Collection entries:
########################################
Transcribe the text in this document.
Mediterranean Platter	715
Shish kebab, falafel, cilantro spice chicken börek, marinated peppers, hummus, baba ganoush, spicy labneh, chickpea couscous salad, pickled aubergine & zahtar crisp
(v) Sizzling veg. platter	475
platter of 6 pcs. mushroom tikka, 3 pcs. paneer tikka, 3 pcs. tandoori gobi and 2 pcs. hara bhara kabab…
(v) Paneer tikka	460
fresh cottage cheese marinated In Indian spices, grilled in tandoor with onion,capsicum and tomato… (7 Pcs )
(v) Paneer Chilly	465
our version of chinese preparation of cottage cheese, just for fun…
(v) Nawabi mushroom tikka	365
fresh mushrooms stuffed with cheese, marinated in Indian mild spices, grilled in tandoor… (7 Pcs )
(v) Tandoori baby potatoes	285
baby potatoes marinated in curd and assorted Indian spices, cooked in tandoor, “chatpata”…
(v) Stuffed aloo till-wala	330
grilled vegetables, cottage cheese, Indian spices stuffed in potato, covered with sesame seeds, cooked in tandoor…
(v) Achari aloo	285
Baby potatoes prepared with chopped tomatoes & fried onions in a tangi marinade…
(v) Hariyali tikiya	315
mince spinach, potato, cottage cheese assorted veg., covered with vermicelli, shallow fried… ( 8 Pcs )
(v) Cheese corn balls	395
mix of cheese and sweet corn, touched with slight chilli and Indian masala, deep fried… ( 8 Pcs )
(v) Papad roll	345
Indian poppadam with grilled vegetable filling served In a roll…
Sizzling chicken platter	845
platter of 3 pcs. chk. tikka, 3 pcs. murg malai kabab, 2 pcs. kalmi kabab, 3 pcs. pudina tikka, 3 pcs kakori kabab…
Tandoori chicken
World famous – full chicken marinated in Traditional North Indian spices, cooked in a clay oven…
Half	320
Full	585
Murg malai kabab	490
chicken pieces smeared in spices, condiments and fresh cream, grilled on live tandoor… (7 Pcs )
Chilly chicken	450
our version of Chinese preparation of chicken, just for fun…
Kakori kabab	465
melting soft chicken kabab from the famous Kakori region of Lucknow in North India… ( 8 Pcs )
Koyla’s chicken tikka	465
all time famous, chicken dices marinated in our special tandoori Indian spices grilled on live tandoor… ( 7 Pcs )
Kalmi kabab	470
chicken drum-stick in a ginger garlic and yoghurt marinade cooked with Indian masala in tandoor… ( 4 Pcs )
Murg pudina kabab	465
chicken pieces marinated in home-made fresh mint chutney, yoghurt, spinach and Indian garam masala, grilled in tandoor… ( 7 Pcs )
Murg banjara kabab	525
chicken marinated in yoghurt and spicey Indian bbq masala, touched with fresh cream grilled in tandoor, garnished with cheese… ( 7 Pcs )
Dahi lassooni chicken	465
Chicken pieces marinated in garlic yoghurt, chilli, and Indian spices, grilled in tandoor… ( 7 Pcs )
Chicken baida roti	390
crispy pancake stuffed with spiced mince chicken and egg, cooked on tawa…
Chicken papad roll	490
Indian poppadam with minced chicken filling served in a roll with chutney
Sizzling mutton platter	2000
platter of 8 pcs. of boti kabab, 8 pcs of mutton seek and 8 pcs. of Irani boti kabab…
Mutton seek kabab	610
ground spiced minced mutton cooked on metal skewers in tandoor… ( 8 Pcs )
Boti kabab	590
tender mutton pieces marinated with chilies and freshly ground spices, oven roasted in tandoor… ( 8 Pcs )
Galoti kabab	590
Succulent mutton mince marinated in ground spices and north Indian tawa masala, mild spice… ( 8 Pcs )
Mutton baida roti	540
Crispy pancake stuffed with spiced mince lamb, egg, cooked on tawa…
########################################
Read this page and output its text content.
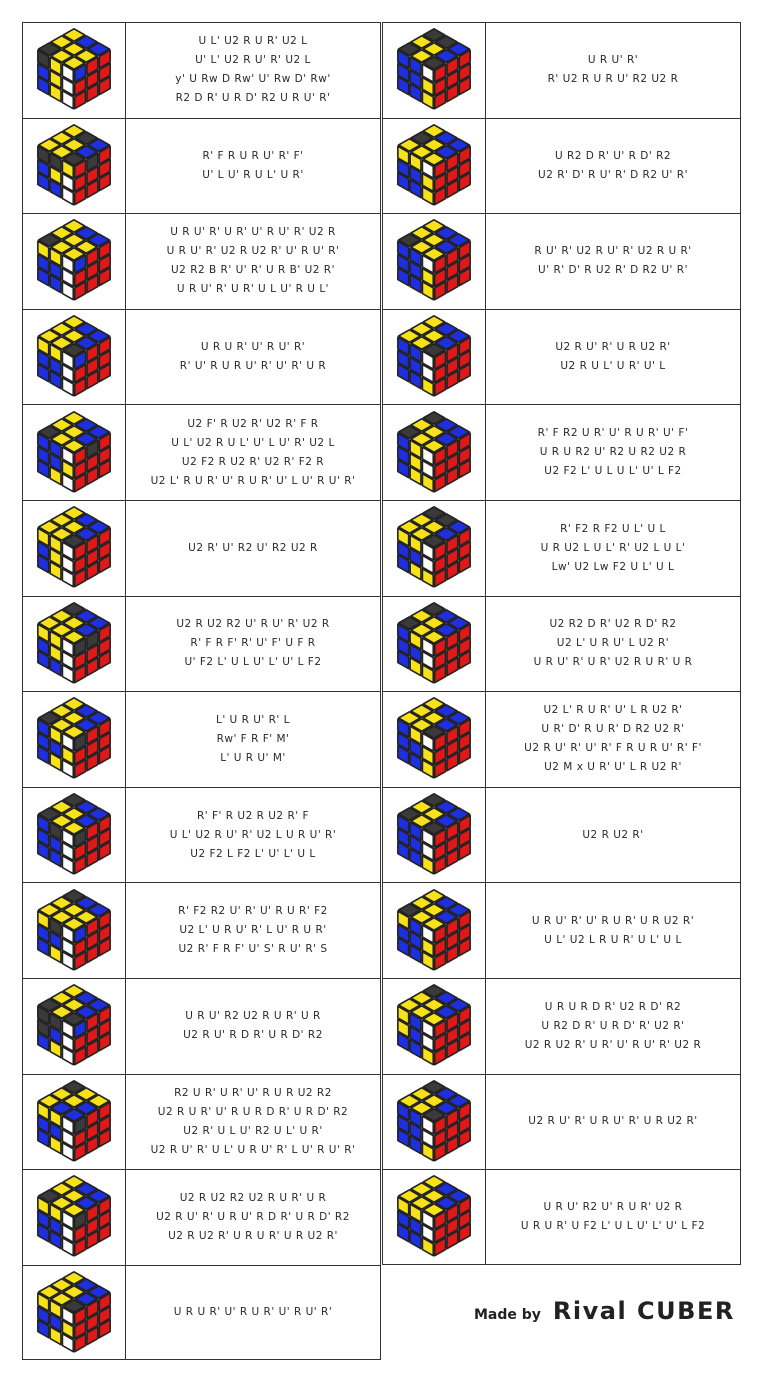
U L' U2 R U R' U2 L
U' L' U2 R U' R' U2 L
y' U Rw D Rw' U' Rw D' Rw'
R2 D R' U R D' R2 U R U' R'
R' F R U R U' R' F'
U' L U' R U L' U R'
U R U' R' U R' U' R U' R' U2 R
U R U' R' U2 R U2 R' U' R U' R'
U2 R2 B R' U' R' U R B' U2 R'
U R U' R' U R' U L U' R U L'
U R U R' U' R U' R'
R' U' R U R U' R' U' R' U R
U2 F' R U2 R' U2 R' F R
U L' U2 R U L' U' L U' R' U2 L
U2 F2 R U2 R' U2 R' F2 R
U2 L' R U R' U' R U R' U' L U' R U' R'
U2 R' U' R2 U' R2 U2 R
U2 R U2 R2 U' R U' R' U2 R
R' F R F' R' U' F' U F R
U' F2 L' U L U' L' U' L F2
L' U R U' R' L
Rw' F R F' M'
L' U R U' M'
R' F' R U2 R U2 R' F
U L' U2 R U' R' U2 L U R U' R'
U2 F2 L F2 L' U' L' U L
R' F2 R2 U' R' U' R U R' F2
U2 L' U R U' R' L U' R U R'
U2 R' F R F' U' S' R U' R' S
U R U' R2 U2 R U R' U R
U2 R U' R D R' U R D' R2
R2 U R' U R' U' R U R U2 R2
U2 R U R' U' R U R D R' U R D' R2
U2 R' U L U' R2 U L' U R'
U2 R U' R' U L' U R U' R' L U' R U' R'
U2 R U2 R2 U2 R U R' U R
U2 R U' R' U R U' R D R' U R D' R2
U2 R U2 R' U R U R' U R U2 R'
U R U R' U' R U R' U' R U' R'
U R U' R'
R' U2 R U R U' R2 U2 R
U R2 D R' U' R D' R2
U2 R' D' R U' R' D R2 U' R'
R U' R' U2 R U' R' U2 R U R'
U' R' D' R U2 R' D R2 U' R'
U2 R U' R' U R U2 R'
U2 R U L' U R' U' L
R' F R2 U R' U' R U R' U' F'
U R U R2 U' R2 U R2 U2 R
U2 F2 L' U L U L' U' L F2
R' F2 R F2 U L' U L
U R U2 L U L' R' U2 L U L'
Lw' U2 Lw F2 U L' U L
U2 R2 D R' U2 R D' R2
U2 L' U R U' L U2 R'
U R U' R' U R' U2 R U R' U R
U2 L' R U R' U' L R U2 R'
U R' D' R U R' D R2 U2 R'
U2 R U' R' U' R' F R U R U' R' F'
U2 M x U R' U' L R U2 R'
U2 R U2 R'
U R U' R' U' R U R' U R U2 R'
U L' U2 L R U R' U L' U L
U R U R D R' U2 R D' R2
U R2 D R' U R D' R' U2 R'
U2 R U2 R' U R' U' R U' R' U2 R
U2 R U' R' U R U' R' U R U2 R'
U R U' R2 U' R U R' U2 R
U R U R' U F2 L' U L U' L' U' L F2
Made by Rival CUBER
########################################
→ **WHAT THE TASK ASKS**
Scan the lines for the string "seek". Copy out each line that matches.

→ **RESULT**
platter of 8 pcs. of boti kabab, 8 pcs of mutton seek and 8 pcs. of Irani boti kabab…
Mutton seek kabab	610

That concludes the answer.